[Entries with figure data]
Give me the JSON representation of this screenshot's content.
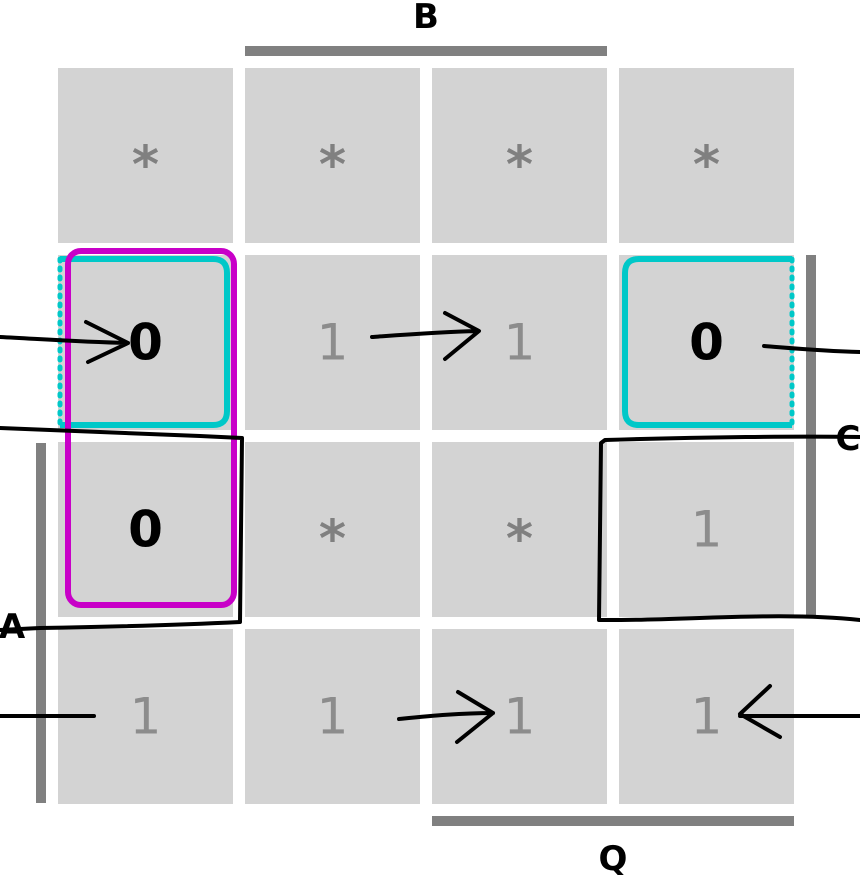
{
  "kmap": {
    "labels": {
      "top": "B",
      "bottom": "Q",
      "left": "A",
      "right": "C"
    },
    "cells": [
      [
        "*",
        "*",
        "*",
        "*"
      ],
      [
        "0",
        "1",
        "1",
        "0"
      ],
      [
        "0",
        "*",
        "*",
        "1"
      ],
      [
        "1",
        "1",
        "1",
        "1"
      ]
    ],
    "groups": [
      {
        "color": "#c800c8",
        "cells": [
          [
            1,
            0
          ],
          [
            2,
            0
          ]
        ]
      },
      {
        "color": "#00c8c8",
        "cells": [
          [
            1,
            0
          ],
          [
            1,
            3
          ]
        ],
        "wraps": "horizontal"
      }
    ],
    "colors": {
      "cell_bg": "#d3d3d3",
      "zero": "#000000",
      "one": "#8c8c8c",
      "dont_care": "#808080",
      "bar": "#808080"
    }
  }
}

Problem to solve >>
Transcribe every entry above exactly. Omit all pictures.

Complete response >>
Give me the JSON representation of this screenshot's content.
{
  "kmap": {
    "labels": {
      "top": "B",
      "bottom": "Q",
      "left": "A",
      "right": "C"
    },
    "cells": [
      [
        "*",
        "*",
        "*",
        "*"
      ],
      [
        "0",
        "1",
        "1",
        "0"
      ],
      [
        "0",
        "*",
        "*",
        "1"
      ],
      [
        "1",
        "1",
        "1",
        "1"
      ]
    ],
    "groups": [
      {
        "color": "#c800c8",
        "cells": [
          [
            1,
            0
          ],
          [
            2,
            0
          ]
        ]
      },
      {
        "color": "#00c8c8",
        "cells": [
          [
            1,
            0
          ],
          [
            1,
            3
          ]
        ],
        "wraps": "horizontal"
      }
    ],
    "colors": {
      "cell_bg": "#d3d3d3",
      "zero": "#000000",
      "one": "#8c8c8c",
      "dont_care": "#808080",
      "bar": "#808080"
    }
  }
}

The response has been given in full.